El incesante tránsito


Elizabeth Jiménez Núñez_ perfil Casi literalCuando me haga vieja, si las piernas me siguen funcionando, quiero que me llamen por mi nombre. No quiero que me digan anciana, ni vieja y menos adulta mayor.

Me coloco frente al espejo y con absoluto respeto voy abriendo surcos en mi cráneo y ahí están mis canas plateadas. Nacen con muchísima fuerza. A veces creo que vienen en forma de hilo y me las tira mi abuela paterna desde algún lugar que no sé exactamente cómo ubicar espacialmente.

Tengo la sensación de que la vejez es una etapa que me sobrevino como una enfermedad crónica. Y vuelvo sobre lo dicho: mi abuela me dejó esa fascinación por sostenerme durante mucho rato, escuchando a los que saben mucho o absorbiendo historias ajenas como si fueran oro en polvo.

Con esta «nueva realidad» las historias se deben buscar o invocar para poder ser escuchadas, para poder ser narradas. Así es como, abriéndome paso en medio del silencio, entendí que no siempre sobrevienen los susurros, los sueños raros y —esa rareza— no siempre es sinónimo del fin de los tiempos, sino más bien del comienzo de lo nuevo.

Los protagonistas de cualquier historia, los que llegan a mi mesa para que los construya en letras. Cada uno cuenta con una pasión desafiante que se incrusta con extraordinaria firmeza en las venas. Esa pasión aparece cuando la historia me busca y yo la acepto con los brazos abiertos.

Fue en Managua, sí, en medio de todo este episodio eterno que se ha venido gestando. En medio del llamado vehemente del gobierno a seguir levantando la frente y estornudando con libertad. Ellos, los protagonistas, vivían en una casa de madera. Los vecinos más cercanos llevaron la noticia hasta la Laguna de Apoyo. Las voces del pueblo decían que todos mueren de COVID-19. El resto de las enfermedades desaparecieron en el imaginario de la gente, en cambio el gobierno le incrustó neumonías a las demasiado obvias.

__Datos__.
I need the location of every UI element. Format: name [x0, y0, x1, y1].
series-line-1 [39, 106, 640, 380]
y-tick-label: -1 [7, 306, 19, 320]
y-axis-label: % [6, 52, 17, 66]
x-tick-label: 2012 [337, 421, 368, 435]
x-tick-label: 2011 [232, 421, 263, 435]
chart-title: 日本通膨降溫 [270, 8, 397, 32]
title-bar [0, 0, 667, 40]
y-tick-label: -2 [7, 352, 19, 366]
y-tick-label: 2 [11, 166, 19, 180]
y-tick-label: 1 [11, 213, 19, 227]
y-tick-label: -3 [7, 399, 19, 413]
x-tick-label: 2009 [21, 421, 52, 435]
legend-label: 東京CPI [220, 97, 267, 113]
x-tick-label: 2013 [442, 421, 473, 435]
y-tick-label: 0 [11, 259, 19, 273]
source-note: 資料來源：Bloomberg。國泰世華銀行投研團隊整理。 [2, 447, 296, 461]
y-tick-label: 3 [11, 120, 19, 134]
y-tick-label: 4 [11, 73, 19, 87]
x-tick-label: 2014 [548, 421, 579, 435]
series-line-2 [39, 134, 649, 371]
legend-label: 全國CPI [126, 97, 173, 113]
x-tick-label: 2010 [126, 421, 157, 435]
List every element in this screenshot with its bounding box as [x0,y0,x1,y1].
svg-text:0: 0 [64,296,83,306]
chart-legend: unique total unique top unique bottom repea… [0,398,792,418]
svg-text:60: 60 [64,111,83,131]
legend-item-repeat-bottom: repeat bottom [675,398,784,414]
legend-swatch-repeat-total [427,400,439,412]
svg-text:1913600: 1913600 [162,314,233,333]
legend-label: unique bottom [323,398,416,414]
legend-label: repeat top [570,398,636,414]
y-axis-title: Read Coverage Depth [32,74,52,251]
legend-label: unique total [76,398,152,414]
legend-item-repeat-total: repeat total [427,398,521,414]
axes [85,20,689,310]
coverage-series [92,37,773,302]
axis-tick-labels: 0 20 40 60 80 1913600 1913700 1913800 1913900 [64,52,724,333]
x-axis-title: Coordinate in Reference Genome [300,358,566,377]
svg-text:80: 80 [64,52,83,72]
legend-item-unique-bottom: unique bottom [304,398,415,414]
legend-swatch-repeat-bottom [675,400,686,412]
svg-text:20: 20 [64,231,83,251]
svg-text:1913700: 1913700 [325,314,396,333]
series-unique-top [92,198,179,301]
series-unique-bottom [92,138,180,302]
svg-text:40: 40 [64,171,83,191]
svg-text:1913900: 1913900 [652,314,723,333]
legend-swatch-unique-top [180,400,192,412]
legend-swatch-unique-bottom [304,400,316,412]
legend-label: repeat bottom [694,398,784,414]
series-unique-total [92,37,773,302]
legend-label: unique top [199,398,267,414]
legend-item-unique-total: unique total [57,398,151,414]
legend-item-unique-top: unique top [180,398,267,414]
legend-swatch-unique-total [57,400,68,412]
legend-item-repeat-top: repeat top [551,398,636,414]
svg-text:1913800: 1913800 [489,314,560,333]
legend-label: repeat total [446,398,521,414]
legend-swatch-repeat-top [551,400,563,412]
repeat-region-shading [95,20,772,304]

__Detalles del ejercicio__. Según el texto de origen, ¿con qué palabras no quiere quien narra que la llamen cuando sea vieja? Enuméralas todas.

__Respuesta__.
- anciana
- vieja
- adulta mayor